GIVEN TASK -> For every line in the records that has the word "Admin", make a copy.
··········
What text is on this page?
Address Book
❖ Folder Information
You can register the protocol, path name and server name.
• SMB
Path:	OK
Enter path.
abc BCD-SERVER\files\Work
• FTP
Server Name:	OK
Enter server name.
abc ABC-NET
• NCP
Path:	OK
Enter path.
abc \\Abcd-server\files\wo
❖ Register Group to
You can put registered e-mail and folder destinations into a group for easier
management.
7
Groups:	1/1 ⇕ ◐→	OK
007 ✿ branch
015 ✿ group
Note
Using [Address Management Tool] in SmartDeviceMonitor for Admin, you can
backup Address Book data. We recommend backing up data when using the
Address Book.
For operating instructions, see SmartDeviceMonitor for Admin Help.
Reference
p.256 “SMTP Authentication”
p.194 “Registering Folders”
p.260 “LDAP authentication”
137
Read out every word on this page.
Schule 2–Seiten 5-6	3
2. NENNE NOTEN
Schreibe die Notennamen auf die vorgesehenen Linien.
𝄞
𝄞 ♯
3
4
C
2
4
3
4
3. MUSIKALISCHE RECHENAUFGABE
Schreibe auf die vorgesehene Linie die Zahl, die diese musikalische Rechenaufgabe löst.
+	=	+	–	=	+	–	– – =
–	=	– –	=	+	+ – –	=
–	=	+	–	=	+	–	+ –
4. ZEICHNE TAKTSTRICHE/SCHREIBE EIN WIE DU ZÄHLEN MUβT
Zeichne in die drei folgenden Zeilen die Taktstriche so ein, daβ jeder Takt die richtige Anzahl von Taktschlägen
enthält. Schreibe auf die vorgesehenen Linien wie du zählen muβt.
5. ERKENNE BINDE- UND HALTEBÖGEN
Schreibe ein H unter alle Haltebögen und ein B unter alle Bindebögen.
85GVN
··········
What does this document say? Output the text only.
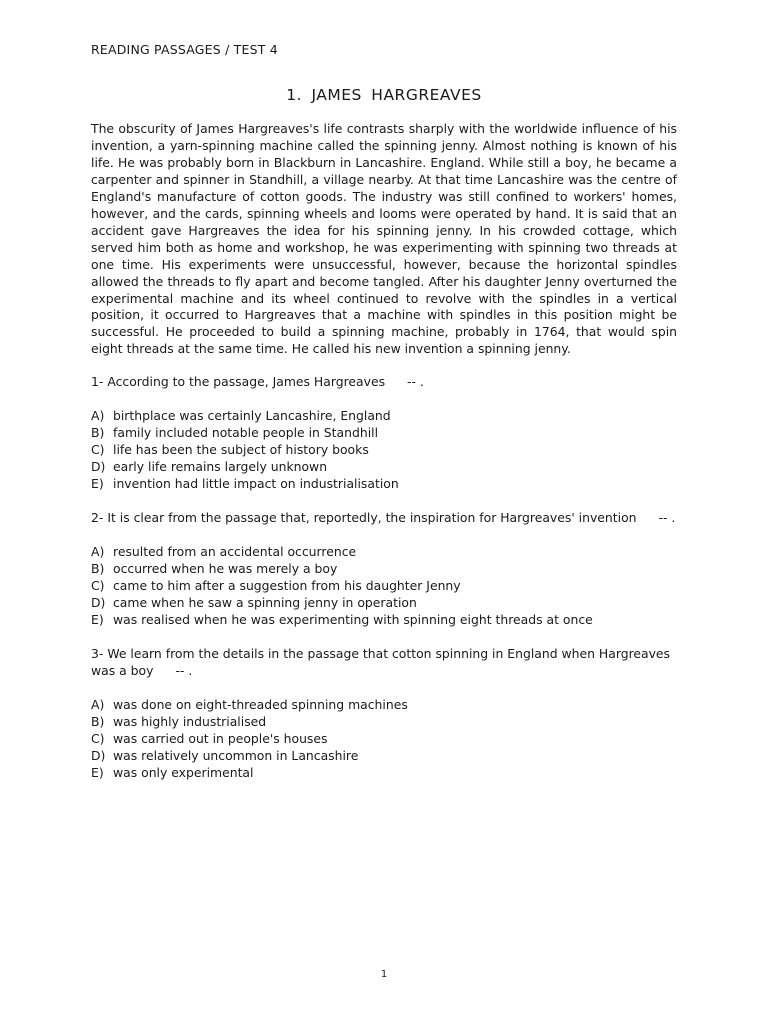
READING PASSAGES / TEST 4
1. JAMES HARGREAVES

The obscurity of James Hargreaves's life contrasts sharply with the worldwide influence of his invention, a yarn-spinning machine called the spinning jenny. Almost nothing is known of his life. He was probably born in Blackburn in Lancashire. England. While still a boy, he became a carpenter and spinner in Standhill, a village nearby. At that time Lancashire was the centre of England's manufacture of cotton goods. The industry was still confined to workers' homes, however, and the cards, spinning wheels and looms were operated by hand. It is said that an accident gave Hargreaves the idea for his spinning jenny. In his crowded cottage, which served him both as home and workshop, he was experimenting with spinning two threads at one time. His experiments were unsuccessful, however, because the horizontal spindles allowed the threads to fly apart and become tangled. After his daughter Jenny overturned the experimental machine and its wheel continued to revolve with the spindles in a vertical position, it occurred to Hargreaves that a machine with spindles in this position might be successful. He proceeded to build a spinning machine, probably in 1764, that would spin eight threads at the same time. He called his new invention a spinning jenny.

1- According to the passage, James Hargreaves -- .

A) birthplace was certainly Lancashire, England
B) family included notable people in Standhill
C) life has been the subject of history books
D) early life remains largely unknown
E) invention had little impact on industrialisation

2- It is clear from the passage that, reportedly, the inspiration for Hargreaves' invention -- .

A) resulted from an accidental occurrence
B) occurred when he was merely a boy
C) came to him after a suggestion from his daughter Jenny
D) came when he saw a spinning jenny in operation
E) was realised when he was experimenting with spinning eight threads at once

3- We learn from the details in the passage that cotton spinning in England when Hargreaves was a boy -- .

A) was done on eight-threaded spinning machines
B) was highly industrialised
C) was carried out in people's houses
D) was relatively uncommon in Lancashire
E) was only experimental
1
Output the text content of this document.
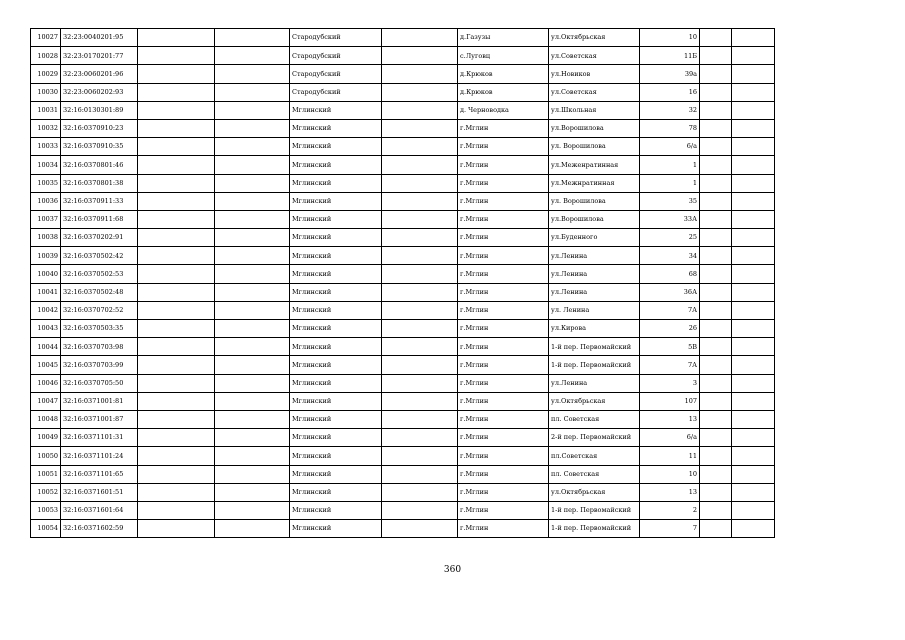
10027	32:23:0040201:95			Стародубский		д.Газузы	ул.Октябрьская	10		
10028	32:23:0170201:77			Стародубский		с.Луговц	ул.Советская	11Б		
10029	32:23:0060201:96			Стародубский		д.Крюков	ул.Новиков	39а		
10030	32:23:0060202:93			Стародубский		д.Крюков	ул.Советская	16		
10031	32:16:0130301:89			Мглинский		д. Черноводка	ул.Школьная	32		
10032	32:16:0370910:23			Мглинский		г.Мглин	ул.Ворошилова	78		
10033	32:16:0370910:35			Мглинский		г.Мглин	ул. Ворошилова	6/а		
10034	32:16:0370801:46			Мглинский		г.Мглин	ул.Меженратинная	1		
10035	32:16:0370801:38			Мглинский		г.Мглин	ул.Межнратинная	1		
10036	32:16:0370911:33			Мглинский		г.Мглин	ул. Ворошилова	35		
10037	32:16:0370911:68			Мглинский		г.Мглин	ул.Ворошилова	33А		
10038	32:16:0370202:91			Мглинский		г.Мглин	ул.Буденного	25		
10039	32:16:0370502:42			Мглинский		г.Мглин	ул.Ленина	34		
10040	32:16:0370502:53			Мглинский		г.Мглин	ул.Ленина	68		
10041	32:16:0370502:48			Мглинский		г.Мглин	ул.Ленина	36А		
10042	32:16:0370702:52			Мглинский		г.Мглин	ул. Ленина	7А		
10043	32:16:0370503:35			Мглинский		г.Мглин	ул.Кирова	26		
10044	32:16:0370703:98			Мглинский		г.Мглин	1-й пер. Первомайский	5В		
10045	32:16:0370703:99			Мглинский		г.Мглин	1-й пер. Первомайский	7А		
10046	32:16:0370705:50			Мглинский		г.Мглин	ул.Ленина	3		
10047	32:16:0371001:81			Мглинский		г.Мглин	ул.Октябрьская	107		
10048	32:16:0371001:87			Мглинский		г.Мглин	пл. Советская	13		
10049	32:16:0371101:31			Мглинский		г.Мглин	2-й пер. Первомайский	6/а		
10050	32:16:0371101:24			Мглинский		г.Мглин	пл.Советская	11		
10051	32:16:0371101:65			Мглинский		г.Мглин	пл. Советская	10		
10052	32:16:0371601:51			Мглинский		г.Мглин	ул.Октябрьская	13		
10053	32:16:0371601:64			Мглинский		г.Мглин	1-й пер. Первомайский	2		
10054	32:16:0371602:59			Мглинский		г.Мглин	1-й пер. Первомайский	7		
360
··········
EXERCISE RESULT ->
Using [Address Management Tool] in SmartDeviceMonitor for Admin, you can
For operating instructions, see SmartDeviceMonitor for Admin Help.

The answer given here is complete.